* _Request_
Only lines with the string "Peak" matter here; gather them from the material below.
-*-*-
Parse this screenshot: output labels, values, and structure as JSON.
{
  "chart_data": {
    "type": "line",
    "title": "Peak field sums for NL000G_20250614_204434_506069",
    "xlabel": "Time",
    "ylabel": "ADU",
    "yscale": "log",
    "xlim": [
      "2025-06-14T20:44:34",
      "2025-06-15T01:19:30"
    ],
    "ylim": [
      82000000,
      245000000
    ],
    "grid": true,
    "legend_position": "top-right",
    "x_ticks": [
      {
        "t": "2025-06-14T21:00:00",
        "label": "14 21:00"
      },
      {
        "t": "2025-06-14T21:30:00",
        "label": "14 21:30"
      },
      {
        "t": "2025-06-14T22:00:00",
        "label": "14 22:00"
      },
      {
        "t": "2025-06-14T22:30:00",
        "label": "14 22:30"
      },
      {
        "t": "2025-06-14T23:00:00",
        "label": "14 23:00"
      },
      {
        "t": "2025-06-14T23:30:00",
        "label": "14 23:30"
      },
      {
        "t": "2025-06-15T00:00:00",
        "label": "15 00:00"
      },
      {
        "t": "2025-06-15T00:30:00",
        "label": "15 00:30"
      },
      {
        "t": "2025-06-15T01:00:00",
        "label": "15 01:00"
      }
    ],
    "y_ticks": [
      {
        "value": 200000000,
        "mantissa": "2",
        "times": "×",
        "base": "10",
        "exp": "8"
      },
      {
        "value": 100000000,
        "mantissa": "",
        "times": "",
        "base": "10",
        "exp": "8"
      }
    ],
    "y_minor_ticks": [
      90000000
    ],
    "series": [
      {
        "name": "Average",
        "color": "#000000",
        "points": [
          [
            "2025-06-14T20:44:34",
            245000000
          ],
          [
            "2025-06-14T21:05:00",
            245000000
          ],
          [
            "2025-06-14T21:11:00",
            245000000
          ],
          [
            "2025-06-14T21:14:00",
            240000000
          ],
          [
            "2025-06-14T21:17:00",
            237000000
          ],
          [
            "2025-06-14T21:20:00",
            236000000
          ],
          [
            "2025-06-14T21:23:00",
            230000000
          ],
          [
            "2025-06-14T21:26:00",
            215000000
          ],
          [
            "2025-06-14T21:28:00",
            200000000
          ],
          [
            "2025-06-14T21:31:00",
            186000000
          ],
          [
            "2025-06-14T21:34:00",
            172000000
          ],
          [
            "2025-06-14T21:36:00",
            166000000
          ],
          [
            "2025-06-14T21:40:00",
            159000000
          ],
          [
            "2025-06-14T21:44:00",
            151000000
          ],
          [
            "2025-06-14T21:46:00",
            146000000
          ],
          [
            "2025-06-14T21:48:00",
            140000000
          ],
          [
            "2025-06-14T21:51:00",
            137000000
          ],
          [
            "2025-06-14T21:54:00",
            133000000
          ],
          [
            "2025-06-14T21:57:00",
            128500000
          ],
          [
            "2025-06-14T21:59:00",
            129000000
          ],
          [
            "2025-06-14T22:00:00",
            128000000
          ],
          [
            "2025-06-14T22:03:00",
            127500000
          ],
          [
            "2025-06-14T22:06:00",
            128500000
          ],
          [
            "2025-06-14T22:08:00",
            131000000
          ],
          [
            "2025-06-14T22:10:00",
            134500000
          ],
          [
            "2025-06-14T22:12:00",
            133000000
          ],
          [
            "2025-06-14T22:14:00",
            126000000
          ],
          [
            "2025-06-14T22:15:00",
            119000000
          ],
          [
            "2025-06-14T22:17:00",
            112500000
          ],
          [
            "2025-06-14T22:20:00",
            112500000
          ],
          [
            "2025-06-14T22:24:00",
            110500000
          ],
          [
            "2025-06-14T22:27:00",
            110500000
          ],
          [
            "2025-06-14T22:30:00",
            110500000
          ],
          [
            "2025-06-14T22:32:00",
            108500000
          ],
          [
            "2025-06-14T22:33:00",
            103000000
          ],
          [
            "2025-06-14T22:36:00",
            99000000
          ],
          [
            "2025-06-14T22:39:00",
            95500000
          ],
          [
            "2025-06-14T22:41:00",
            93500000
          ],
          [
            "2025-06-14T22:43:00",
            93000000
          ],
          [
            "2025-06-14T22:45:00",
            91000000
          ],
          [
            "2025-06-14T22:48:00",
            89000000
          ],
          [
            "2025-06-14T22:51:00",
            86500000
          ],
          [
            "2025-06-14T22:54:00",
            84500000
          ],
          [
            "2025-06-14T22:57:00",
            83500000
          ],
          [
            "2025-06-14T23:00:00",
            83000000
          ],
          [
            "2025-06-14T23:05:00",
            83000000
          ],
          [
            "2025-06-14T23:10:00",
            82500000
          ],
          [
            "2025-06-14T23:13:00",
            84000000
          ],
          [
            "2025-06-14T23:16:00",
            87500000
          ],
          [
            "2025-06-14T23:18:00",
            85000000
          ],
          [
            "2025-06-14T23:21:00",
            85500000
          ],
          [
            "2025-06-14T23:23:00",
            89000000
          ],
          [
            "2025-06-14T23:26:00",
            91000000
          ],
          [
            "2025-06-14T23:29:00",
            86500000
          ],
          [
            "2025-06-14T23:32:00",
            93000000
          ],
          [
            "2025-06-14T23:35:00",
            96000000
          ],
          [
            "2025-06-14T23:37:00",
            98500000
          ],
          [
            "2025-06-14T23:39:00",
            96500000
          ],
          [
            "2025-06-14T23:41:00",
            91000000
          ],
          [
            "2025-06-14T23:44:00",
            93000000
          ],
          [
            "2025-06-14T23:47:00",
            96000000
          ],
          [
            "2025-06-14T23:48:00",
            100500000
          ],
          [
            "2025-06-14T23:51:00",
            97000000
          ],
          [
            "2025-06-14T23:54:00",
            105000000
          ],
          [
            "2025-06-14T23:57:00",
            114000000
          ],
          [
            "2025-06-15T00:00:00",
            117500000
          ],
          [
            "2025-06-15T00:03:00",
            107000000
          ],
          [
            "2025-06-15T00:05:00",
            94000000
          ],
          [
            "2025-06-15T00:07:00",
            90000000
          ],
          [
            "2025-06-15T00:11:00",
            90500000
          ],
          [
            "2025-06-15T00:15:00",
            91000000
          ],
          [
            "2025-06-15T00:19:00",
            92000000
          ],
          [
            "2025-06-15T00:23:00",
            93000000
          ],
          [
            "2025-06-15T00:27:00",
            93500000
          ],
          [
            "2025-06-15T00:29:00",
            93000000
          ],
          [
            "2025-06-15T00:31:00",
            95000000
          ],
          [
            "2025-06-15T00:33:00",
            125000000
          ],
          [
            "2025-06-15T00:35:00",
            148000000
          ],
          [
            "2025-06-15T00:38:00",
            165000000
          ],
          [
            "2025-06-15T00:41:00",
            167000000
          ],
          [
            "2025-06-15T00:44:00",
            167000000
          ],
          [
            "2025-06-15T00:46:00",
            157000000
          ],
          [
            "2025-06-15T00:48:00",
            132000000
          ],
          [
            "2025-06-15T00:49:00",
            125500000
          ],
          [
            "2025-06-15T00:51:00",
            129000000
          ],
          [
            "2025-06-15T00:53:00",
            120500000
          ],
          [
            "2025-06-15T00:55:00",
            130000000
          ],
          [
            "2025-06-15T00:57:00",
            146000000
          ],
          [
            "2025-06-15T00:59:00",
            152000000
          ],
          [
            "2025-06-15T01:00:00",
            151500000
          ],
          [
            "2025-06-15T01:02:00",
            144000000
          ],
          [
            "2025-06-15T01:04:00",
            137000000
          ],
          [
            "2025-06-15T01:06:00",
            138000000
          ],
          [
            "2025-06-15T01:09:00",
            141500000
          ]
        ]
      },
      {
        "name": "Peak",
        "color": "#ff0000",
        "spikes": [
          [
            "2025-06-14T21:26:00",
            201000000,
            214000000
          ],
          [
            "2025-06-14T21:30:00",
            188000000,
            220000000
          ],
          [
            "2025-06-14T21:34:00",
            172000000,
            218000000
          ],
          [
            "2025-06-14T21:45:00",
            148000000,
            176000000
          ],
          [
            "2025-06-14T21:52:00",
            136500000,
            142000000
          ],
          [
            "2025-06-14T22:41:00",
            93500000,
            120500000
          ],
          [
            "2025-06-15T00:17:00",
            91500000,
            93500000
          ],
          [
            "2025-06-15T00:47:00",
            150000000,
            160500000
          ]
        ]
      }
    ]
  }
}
-*-*-
* _Output for this task_
    "title": "Peak field sums for NL000G_20250614_204434_506069",
        "name": "Peak",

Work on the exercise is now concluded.